(Records excerpted from a collection)

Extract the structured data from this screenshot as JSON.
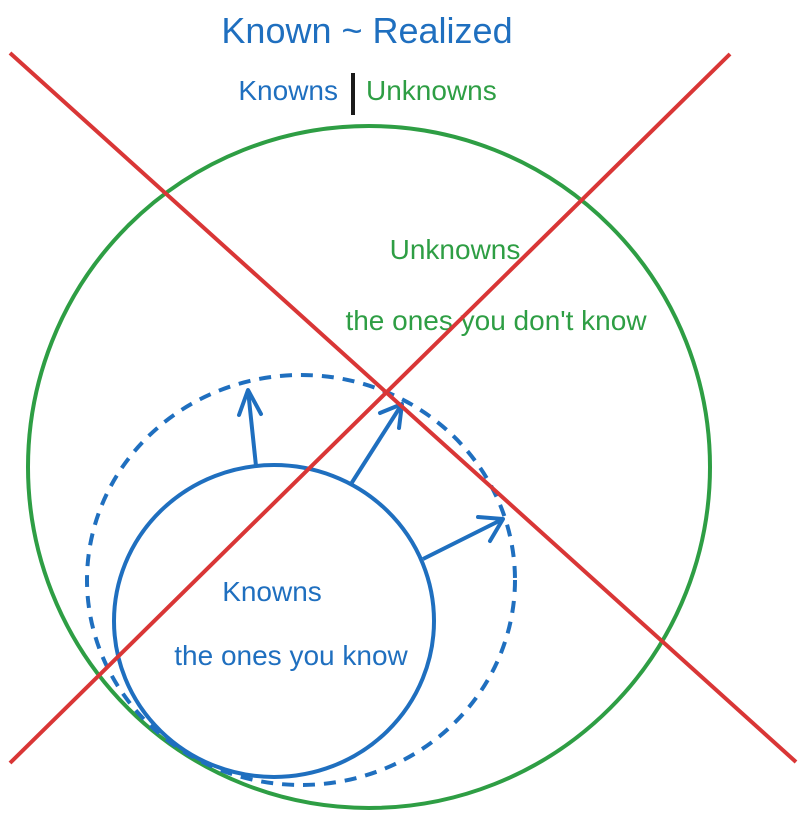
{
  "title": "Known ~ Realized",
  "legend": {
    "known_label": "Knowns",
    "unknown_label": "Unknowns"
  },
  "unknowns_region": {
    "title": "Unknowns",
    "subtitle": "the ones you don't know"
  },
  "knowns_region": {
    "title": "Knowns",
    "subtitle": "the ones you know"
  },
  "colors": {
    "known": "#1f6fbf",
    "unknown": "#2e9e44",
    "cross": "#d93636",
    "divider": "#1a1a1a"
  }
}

[Written exercise] Each entry gets copied exactly; the pictures stay out.

[Reply to the task]
Extract the structured data from this screenshot as JSON.
{
  "title": "Known ~ Realized",
  "legend": {
    "known_label": "Knowns",
    "unknown_label": "Unknowns"
  },
  "unknowns_region": {
    "title": "Unknowns",
    "subtitle": "the ones you don't know"
  },
  "knowns_region": {
    "title": "Knowns",
    "subtitle": "the ones you know"
  },
  "colors": {
    "known": "#1f6fbf",
    "unknown": "#2e9e44",
    "cross": "#d93636",
    "divider": "#1a1a1a"
  }
}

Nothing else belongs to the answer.